Type out the data exactly as given. Skip any image.

*DATASET ENTRIES*:
## Begin
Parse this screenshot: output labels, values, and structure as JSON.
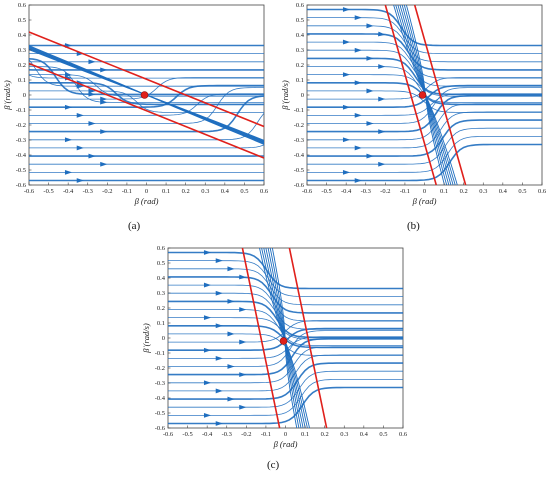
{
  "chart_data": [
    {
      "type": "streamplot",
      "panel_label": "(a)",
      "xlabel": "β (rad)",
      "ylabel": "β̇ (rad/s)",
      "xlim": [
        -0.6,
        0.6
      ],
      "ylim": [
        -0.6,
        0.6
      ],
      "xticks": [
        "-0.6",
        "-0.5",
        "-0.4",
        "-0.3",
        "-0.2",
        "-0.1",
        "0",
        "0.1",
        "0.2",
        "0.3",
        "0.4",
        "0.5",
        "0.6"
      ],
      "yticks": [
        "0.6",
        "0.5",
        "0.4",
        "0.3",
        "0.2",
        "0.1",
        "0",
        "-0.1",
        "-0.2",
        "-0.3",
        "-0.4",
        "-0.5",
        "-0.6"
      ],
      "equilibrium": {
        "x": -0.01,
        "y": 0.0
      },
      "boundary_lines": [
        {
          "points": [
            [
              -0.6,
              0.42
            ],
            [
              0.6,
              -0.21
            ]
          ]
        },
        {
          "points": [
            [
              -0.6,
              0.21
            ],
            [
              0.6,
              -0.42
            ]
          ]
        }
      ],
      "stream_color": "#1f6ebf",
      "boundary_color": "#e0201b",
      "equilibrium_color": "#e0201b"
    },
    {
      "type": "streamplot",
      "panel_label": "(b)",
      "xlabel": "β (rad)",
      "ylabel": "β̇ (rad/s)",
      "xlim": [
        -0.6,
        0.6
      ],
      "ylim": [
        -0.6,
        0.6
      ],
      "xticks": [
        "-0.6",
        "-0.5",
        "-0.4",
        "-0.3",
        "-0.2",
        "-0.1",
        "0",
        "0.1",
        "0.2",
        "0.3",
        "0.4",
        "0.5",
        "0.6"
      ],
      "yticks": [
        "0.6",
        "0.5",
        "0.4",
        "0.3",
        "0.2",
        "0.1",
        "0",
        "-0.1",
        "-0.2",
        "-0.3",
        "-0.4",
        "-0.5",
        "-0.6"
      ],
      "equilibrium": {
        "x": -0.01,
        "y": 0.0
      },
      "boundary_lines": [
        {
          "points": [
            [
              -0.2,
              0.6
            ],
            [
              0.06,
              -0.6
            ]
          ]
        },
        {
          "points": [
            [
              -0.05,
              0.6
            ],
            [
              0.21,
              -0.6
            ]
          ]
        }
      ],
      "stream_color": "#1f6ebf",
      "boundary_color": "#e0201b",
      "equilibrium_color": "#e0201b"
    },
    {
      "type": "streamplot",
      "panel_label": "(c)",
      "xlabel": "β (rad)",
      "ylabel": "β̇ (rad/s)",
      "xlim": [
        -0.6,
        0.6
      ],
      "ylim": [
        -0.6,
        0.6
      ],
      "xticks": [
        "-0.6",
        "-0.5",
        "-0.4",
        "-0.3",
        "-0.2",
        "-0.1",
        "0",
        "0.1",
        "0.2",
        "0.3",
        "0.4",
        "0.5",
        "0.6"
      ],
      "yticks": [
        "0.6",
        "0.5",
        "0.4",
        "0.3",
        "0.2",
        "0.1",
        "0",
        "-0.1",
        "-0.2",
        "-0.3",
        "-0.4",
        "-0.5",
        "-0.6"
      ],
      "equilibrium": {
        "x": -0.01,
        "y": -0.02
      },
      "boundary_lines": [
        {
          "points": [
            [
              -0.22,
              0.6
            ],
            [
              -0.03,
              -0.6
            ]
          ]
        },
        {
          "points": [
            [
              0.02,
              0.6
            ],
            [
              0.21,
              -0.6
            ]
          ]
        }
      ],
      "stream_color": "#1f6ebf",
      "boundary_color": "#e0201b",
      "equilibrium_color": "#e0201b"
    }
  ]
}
## End
*SOLUTION TO THE EXERCISE*:
Parse this screenshot: output labels, values, and structure as JSON.
{
  "chart_data": [
    {
      "type": "streamplot",
      "panel_label": "(a)",
      "xlabel": "β (rad)",
      "ylabel": "β̇ (rad/s)",
      "xlim": [
        -0.6,
        0.6
      ],
      "ylim": [
        -0.6,
        0.6
      ],
      "xticks": [
        "-0.6",
        "-0.5",
        "-0.4",
        "-0.3",
        "-0.2",
        "-0.1",
        "0",
        "0.1",
        "0.2",
        "0.3",
        "0.4",
        "0.5",
        "0.6"
      ],
      "yticks": [
        "0.6",
        "0.5",
        "0.4",
        "0.3",
        "0.2",
        "0.1",
        "0",
        "-0.1",
        "-0.2",
        "-0.3",
        "-0.4",
        "-0.5",
        "-0.6"
      ],
      "equilibrium": {
        "x": -0.01,
        "y": 0.0
      },
      "boundary_lines": [
        {
          "points": [
            [
              -0.6,
              0.42
            ],
            [
              0.6,
              -0.21
            ]
          ]
        },
        {
          "points": [
            [
              -0.6,
              0.21
            ],
            [
              0.6,
              -0.42
            ]
          ]
        }
      ],
      "stream_color": "#1f6ebf",
      "boundary_color": "#e0201b",
      "equilibrium_color": "#e0201b"
    },
    {
      "type": "streamplot",
      "panel_label": "(b)",
      "xlabel": "β (rad)",
      "ylabel": "β̇ (rad/s)",
      "xlim": [
        -0.6,
        0.6
      ],
      "ylim": [
        -0.6,
        0.6
      ],
      "xticks": [
        "-0.6",
        "-0.5",
        "-0.4",
        "-0.3",
        "-0.2",
        "-0.1",
        "0",
        "0.1",
        "0.2",
        "0.3",
        "0.4",
        "0.5",
        "0.6"
      ],
      "yticks": [
        "0.6",
        "0.5",
        "0.4",
        "0.3",
        "0.2",
        "0.1",
        "0",
        "-0.1",
        "-0.2",
        "-0.3",
        "-0.4",
        "-0.5",
        "-0.6"
      ],
      "equilibrium": {
        "x": -0.01,
        "y": 0.0
      },
      "boundary_lines": [
        {
          "points": [
            [
              -0.2,
              0.6
            ],
            [
              0.06,
              -0.6
            ]
          ]
        },
        {
          "points": [
            [
              -0.05,
              0.6
            ],
            [
              0.21,
              -0.6
            ]
          ]
        }
      ],
      "stream_color": "#1f6ebf",
      "boundary_color": "#e0201b",
      "equilibrium_color": "#e0201b"
    },
    {
      "type": "streamplot",
      "panel_label": "(c)",
      "xlabel": "β (rad)",
      "ylabel": "β̇ (rad/s)",
      "xlim": [
        -0.6,
        0.6
      ],
      "ylim": [
        -0.6,
        0.6
      ],
      "xticks": [
        "-0.6",
        "-0.5",
        "-0.4",
        "-0.3",
        "-0.2",
        "-0.1",
        "0",
        "0.1",
        "0.2",
        "0.3",
        "0.4",
        "0.5",
        "0.6"
      ],
      "yticks": [
        "0.6",
        "0.5",
        "0.4",
        "0.3",
        "0.2",
        "0.1",
        "0",
        "-0.1",
        "-0.2",
        "-0.3",
        "-0.4",
        "-0.5",
        "-0.6"
      ],
      "equilibrium": {
        "x": -0.01,
        "y": -0.02
      },
      "boundary_lines": [
        {
          "points": [
            [
              -0.22,
              0.6
            ],
            [
              -0.03,
              -0.6
            ]
          ]
        },
        {
          "points": [
            [
              0.02,
              0.6
            ],
            [
              0.21,
              -0.6
            ]
          ]
        }
      ],
      "stream_color": "#1f6ebf",
      "boundary_color": "#e0201b",
      "equilibrium_color": "#e0201b"
    }
  ]
}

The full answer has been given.